__Exercise prompt__.
Give the number of lines containing the word "качания", and nothing else.

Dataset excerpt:
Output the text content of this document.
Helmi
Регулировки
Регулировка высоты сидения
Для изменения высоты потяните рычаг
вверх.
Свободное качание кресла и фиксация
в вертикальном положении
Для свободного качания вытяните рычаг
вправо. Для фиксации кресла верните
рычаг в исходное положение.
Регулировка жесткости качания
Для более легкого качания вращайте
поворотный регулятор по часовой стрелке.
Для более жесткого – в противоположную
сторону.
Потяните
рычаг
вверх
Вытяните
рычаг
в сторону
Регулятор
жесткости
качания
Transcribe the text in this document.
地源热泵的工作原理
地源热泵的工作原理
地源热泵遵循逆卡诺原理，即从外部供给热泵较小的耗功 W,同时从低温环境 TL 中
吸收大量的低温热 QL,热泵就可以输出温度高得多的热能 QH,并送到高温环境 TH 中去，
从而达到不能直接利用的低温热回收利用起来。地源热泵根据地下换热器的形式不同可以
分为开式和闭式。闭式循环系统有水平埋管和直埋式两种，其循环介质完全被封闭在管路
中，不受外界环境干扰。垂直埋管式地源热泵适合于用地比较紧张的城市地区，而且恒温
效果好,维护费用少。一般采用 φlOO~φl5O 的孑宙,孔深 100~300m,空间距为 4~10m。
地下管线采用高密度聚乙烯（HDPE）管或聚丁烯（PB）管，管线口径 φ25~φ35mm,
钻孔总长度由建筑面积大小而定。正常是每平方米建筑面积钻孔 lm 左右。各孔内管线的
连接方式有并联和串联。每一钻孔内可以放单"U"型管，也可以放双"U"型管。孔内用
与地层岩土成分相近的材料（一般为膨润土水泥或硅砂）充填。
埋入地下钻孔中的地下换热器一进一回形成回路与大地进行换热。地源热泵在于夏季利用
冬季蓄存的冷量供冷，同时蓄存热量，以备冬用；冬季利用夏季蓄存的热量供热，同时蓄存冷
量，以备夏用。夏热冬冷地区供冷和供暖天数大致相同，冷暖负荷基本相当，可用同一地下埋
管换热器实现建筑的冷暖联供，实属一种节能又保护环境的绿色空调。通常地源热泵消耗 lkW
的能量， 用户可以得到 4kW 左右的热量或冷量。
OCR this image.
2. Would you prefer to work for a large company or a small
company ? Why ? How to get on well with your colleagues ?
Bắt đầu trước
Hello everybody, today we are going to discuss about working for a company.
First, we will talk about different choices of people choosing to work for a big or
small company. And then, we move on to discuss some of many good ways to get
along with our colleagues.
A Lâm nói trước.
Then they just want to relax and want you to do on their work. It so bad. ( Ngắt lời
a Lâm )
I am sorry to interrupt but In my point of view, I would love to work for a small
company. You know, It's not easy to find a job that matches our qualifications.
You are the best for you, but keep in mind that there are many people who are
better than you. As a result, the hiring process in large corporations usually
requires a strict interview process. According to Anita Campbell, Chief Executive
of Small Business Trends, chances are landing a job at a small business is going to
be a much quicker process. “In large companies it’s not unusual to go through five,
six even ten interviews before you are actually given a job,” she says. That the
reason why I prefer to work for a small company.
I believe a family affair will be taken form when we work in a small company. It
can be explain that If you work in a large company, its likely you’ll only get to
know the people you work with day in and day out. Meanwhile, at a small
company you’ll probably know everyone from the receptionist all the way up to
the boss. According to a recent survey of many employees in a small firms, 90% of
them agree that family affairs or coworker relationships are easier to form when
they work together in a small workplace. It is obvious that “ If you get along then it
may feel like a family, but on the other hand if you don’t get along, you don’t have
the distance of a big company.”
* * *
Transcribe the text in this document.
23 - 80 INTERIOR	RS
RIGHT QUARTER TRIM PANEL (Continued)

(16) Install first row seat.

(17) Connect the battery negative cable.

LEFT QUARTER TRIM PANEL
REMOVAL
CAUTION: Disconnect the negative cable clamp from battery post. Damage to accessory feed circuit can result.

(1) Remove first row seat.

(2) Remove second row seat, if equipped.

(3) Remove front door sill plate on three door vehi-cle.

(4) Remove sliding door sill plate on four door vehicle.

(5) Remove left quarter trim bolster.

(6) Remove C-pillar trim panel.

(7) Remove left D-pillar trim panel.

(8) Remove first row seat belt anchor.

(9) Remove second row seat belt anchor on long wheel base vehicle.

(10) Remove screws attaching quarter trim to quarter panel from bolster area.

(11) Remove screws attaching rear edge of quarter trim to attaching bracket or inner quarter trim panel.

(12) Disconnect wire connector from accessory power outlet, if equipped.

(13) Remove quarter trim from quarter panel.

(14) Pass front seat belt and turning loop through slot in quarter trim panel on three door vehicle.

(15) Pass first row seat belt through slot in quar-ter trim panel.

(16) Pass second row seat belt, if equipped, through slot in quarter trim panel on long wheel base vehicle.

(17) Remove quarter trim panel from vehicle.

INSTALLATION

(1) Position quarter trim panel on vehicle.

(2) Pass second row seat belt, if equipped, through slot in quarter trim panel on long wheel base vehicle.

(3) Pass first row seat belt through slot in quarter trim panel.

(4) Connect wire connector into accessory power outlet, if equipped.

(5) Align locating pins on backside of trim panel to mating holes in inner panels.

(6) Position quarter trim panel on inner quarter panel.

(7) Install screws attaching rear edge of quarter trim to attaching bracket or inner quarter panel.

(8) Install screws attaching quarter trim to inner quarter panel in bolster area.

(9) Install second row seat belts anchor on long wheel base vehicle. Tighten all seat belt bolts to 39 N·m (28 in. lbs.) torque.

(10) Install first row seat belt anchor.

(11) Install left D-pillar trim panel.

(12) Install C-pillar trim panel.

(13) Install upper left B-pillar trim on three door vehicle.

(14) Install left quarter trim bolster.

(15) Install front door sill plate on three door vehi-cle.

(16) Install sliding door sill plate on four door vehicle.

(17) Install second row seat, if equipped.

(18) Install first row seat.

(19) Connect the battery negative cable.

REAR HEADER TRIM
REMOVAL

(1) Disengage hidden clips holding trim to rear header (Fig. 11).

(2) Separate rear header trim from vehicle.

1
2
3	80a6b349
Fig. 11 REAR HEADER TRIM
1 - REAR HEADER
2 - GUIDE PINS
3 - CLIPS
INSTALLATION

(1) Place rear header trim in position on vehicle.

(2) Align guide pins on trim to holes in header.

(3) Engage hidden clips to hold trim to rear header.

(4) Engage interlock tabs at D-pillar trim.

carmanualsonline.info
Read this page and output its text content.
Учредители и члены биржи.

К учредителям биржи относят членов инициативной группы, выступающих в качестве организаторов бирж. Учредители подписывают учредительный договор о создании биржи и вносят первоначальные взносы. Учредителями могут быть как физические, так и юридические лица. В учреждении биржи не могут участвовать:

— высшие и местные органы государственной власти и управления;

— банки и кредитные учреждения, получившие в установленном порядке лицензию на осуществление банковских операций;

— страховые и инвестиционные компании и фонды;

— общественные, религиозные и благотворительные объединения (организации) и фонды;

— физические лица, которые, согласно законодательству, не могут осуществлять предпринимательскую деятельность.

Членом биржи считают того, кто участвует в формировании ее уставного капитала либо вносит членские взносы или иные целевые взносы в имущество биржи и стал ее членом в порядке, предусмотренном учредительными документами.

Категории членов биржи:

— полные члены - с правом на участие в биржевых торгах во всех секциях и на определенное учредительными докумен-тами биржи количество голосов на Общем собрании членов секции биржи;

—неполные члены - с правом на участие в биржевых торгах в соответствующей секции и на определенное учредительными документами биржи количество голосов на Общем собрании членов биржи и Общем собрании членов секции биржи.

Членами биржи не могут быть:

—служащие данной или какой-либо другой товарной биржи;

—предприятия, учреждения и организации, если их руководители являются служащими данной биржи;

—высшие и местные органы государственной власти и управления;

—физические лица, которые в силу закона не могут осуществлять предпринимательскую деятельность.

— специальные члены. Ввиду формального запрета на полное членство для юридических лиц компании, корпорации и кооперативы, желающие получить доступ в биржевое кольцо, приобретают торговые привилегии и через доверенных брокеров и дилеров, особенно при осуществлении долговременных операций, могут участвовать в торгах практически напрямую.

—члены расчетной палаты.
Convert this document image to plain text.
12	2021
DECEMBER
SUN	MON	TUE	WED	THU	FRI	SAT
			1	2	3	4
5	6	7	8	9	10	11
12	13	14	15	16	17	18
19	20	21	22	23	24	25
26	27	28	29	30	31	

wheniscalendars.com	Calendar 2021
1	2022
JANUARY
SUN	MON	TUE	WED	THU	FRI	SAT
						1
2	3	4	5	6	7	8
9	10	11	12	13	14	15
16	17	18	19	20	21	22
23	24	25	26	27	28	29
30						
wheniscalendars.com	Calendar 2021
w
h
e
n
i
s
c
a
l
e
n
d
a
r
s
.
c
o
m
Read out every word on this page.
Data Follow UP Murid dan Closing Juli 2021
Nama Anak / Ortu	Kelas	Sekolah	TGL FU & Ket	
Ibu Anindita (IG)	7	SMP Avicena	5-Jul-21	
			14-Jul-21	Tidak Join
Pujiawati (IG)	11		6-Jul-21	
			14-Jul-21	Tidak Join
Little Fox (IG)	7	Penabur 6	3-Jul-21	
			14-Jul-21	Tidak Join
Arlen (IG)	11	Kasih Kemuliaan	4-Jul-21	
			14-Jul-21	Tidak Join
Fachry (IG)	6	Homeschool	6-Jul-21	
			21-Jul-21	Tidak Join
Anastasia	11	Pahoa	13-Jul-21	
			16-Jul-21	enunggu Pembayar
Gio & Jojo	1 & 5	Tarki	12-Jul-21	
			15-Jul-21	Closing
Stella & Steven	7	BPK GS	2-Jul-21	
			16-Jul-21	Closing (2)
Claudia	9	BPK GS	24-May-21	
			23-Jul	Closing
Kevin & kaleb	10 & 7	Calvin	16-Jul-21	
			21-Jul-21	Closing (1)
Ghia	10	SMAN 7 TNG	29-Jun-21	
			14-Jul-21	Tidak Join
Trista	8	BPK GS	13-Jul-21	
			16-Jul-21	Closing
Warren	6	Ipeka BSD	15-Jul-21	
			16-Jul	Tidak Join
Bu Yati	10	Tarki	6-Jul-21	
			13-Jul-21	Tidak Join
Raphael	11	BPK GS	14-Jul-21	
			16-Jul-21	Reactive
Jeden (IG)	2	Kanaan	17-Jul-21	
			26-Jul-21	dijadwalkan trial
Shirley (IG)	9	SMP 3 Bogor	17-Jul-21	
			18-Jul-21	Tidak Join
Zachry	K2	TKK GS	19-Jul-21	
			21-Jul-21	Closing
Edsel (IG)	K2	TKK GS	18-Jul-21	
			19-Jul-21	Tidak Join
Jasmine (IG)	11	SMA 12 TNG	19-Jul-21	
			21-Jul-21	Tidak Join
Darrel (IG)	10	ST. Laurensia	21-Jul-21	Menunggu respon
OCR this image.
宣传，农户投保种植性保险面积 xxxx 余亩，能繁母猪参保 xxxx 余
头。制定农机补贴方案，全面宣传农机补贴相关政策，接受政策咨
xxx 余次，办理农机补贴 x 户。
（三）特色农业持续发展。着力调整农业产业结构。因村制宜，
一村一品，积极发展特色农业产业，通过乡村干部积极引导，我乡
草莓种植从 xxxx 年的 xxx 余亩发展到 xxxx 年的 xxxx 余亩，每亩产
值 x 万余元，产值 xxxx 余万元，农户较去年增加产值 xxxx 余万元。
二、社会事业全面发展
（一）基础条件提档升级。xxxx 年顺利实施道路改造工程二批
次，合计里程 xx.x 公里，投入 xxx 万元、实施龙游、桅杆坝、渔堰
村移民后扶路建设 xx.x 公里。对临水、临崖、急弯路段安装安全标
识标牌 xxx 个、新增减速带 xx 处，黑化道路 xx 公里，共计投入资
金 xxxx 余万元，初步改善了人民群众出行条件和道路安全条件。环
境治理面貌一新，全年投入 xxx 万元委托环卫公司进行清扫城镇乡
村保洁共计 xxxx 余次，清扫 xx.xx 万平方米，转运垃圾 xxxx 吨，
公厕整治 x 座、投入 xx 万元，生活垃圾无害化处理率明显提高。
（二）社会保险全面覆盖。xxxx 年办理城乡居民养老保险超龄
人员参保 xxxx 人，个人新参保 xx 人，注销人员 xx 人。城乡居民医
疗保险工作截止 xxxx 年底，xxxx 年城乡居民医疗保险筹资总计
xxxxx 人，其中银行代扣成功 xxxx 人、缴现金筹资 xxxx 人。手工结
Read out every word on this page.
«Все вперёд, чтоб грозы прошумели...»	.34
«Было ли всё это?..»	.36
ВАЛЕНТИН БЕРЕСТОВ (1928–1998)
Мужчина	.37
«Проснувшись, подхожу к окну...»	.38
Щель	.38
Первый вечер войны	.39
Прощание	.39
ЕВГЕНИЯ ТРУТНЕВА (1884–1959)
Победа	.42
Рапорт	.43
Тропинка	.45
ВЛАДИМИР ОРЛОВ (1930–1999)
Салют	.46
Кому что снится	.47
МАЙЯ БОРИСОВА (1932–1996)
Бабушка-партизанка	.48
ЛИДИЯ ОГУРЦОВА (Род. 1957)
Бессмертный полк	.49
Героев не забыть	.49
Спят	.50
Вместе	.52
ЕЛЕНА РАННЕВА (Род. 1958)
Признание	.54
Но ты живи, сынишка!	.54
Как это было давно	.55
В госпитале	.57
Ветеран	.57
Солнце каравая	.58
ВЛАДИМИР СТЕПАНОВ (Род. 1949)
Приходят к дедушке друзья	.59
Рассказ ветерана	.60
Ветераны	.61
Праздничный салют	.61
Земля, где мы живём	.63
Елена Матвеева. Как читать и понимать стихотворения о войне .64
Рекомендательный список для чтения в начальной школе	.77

__Solution for this problem__.
4